■ EXERCISE PROMPT
Go through the lines below and copy each one that holds the string "title".
** BEGIN WORKING DATA **
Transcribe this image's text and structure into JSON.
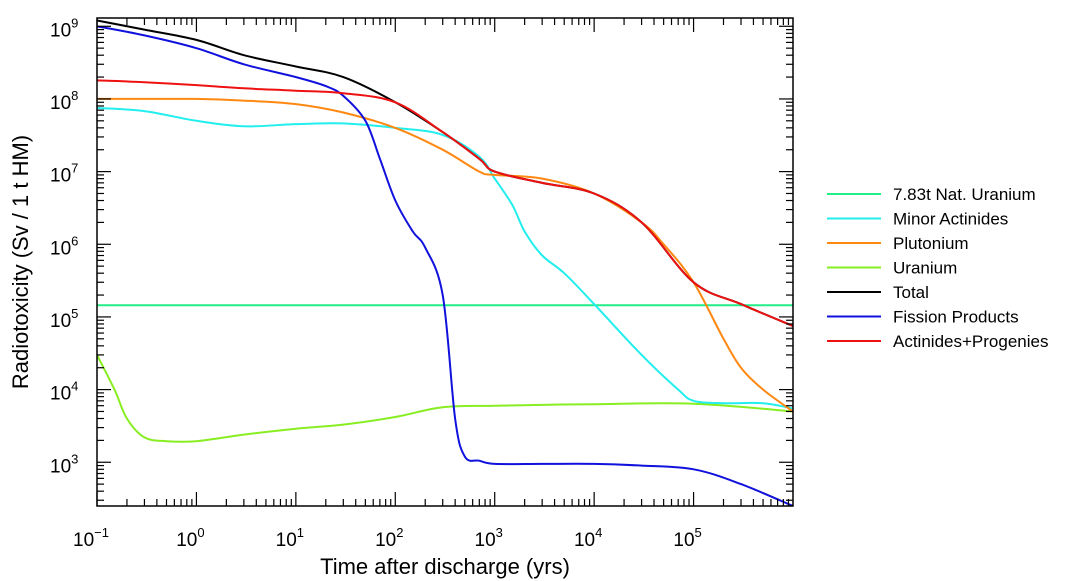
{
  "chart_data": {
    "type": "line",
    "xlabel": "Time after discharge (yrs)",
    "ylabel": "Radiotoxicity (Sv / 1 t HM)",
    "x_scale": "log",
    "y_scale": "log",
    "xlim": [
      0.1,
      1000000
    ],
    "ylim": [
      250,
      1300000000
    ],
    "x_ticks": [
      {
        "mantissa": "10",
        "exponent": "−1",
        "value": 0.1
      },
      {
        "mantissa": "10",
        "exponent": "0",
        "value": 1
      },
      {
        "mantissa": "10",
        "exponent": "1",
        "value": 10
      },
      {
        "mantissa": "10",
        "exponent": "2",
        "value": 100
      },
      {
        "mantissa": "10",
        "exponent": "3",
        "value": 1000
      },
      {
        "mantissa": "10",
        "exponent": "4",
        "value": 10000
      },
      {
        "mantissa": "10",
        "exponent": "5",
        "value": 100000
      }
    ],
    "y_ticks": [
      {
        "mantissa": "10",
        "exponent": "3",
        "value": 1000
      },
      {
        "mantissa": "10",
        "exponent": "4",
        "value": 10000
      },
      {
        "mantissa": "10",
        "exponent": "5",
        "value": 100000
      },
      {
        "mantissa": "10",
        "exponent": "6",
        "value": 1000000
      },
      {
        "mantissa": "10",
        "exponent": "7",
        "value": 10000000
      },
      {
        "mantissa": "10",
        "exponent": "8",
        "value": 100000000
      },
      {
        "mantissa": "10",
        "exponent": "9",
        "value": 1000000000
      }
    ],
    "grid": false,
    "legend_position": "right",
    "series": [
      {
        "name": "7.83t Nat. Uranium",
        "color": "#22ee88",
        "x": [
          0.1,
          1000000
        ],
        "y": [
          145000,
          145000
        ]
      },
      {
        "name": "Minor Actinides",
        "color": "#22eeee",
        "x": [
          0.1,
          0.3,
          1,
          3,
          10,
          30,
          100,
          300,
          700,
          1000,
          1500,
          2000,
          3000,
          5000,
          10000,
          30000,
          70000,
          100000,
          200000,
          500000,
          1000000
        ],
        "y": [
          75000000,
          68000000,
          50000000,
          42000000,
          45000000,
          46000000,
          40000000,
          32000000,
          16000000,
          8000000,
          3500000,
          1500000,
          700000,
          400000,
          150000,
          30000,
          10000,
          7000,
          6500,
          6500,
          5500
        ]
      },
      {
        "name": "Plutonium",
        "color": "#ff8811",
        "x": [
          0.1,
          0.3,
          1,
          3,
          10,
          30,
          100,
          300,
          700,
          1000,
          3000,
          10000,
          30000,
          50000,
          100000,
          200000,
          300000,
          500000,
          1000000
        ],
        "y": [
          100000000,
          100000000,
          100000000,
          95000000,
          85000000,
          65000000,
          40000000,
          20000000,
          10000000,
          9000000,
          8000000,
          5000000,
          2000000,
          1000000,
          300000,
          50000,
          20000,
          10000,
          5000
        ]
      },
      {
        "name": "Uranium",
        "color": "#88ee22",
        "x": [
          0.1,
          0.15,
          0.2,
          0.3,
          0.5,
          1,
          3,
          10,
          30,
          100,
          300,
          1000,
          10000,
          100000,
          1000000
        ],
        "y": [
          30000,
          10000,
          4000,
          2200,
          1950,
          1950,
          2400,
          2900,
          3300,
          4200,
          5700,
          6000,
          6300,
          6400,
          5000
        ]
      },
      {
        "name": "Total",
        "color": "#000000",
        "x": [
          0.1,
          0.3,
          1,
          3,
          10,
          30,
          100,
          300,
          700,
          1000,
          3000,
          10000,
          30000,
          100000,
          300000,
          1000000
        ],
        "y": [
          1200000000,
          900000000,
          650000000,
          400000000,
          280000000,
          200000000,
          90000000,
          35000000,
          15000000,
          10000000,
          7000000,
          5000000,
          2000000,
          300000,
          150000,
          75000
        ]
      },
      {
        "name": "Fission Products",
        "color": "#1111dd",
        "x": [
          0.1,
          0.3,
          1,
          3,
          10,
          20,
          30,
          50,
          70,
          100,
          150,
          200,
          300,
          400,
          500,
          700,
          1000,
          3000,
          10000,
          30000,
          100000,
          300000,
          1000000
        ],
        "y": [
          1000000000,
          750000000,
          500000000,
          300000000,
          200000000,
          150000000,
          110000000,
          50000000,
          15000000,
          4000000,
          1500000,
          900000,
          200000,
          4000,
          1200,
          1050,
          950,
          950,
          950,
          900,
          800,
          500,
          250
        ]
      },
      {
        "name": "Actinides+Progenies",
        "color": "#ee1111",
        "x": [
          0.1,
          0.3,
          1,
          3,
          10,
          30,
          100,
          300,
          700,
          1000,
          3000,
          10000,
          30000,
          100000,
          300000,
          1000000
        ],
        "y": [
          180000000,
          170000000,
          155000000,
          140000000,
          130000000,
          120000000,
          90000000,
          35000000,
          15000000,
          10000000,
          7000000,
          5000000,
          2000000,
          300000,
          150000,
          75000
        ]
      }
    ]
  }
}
** END WORKING DATA **
** BEGIN WORKING DATA **
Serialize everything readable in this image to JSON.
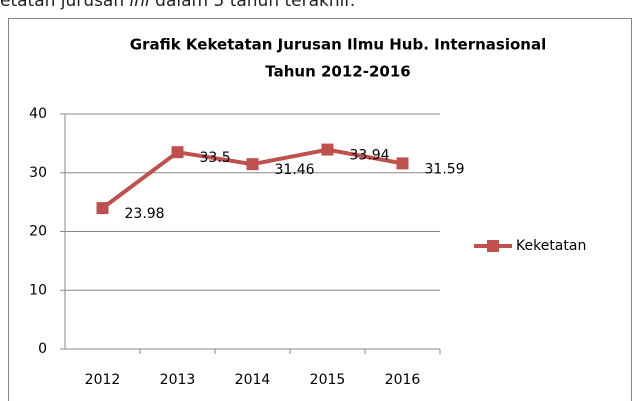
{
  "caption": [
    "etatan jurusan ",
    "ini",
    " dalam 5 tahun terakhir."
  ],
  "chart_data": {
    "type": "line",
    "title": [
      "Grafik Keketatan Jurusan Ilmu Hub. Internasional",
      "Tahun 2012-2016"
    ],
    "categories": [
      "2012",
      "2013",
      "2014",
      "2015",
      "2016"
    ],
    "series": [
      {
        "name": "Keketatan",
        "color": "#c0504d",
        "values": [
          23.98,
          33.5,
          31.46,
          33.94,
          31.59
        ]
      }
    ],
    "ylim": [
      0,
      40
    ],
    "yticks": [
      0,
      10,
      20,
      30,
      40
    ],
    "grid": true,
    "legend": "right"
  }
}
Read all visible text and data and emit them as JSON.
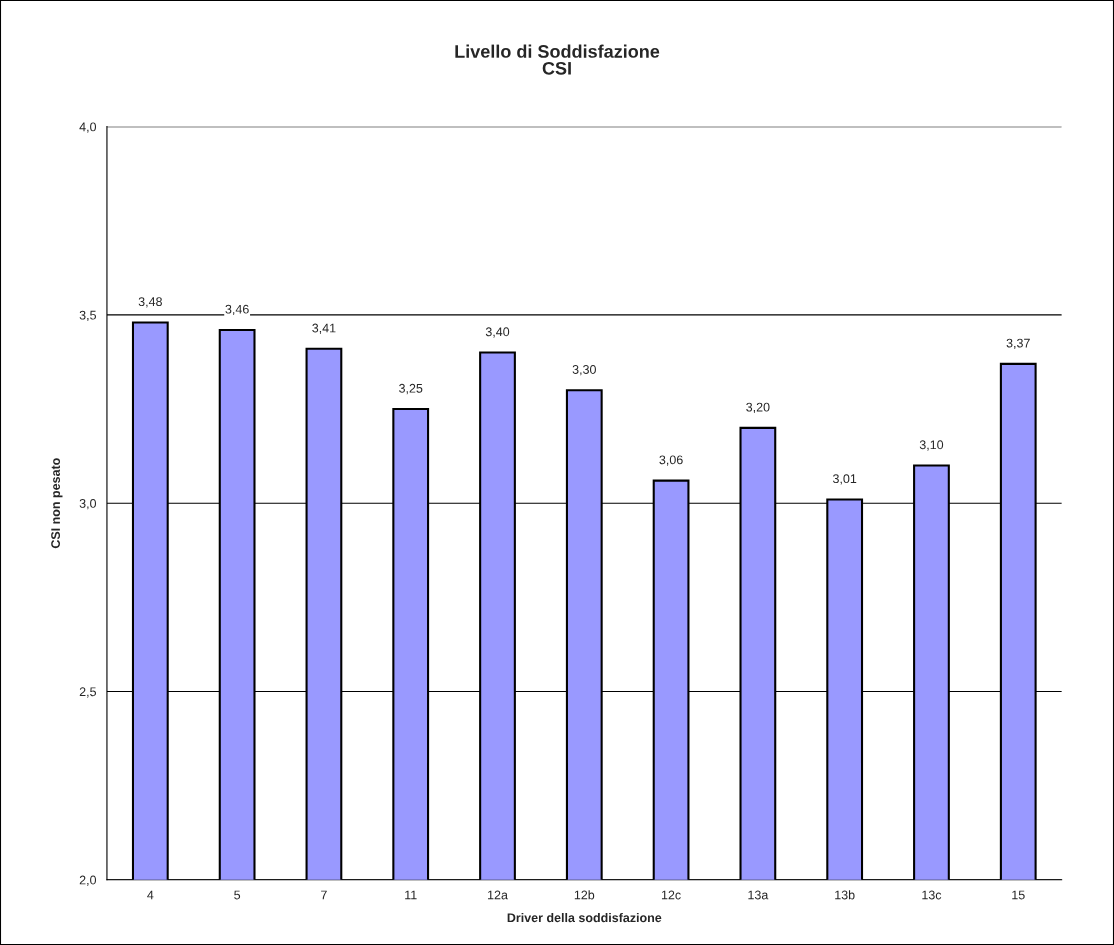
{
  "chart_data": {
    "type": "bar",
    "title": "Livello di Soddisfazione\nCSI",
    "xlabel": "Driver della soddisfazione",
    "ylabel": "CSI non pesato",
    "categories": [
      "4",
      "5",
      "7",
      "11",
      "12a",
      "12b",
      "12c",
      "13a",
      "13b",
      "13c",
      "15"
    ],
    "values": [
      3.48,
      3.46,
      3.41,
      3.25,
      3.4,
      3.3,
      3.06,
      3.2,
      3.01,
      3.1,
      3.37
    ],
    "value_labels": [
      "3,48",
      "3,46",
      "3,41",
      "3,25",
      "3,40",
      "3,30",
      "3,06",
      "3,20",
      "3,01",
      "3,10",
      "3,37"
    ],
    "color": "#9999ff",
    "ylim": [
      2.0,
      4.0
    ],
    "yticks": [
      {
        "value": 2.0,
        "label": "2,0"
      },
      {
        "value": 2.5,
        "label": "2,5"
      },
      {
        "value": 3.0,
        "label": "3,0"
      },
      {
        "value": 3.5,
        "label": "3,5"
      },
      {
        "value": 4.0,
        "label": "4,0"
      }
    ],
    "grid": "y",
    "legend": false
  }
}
** END WORKING DATA **
** BEGIN WORKING DATA **
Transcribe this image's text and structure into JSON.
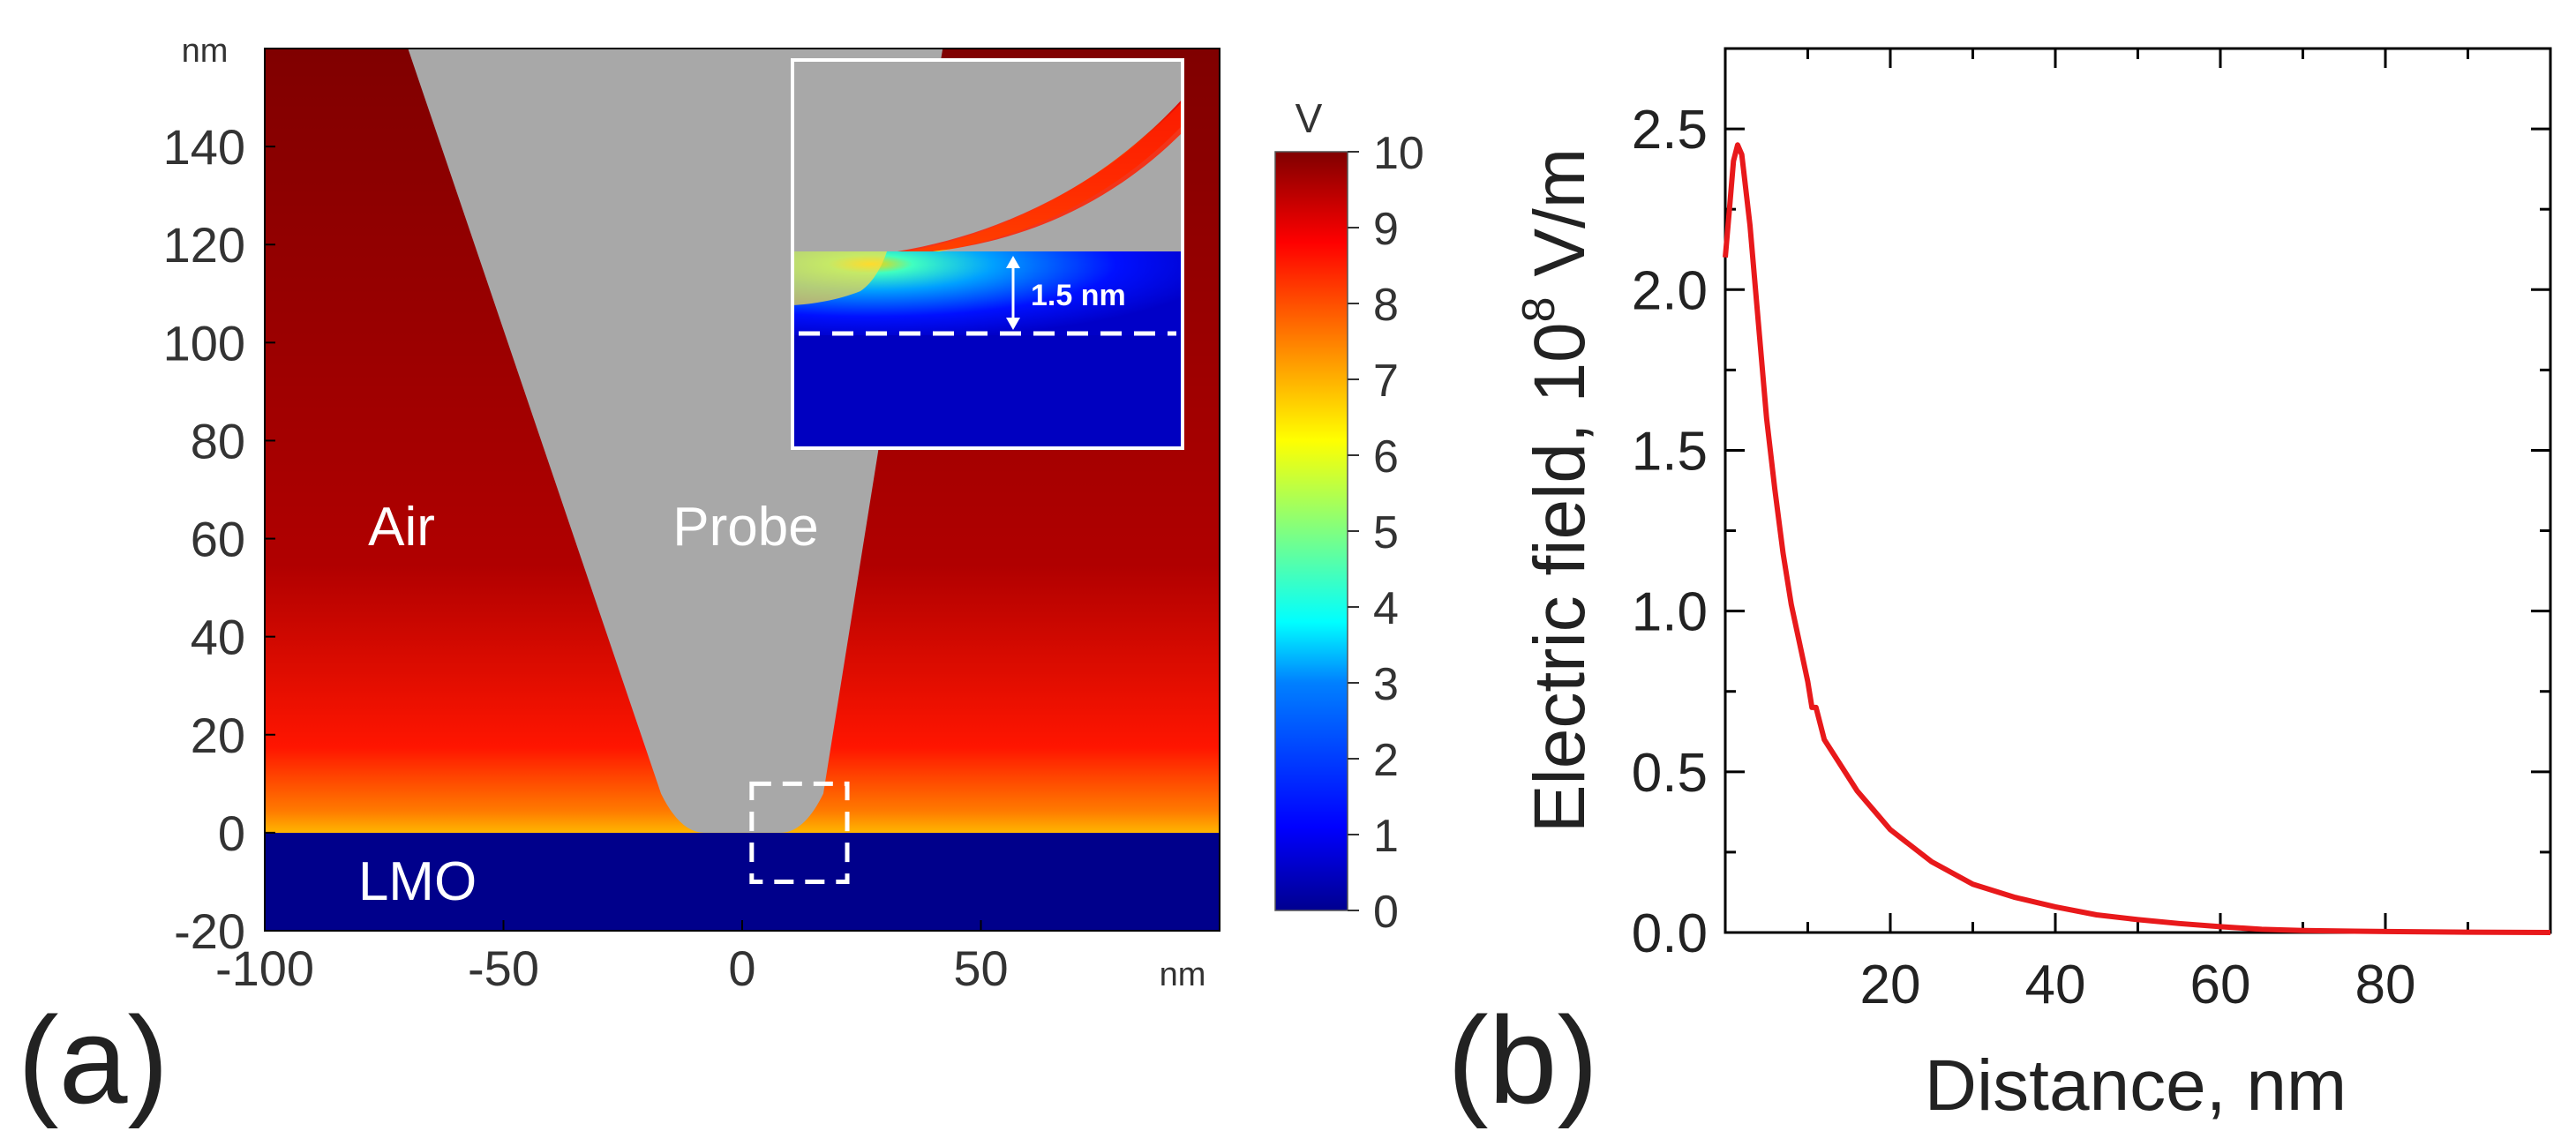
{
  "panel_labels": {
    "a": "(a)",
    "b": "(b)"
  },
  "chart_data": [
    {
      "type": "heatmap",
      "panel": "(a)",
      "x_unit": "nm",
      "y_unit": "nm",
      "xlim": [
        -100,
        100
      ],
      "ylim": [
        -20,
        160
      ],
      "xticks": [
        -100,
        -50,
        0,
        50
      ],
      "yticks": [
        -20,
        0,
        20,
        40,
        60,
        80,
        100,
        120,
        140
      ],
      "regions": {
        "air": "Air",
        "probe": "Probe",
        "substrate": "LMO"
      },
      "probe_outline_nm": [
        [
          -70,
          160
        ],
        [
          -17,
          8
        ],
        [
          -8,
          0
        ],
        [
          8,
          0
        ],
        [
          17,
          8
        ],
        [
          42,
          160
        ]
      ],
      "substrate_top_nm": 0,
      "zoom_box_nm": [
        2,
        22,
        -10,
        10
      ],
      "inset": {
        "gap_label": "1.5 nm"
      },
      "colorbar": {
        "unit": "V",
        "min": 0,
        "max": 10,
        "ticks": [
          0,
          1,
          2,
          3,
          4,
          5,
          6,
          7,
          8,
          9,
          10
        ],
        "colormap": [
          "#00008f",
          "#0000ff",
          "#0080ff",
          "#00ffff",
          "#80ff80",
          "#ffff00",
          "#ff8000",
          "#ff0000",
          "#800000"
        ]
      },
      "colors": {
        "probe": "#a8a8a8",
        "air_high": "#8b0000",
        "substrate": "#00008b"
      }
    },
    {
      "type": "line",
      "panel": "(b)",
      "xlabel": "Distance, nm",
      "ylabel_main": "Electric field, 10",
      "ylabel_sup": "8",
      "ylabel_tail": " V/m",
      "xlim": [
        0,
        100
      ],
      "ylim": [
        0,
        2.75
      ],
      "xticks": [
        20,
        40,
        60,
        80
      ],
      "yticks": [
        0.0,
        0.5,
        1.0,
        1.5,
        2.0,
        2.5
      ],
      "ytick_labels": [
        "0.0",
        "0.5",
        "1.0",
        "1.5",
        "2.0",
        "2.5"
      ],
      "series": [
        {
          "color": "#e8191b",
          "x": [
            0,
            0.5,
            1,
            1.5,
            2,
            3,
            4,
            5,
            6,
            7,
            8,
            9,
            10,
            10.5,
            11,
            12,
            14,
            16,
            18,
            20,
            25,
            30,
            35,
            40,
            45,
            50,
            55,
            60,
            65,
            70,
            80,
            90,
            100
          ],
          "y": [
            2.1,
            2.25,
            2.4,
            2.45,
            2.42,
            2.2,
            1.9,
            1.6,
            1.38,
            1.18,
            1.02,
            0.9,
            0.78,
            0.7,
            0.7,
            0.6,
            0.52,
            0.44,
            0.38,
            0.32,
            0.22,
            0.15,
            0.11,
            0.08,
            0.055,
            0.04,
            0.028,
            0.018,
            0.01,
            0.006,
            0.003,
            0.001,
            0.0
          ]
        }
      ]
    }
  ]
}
** END WORKING DATA **
■ FULL RESPONSE
    "title": [
    "title": "Livello di Soddisfazione\nCSI",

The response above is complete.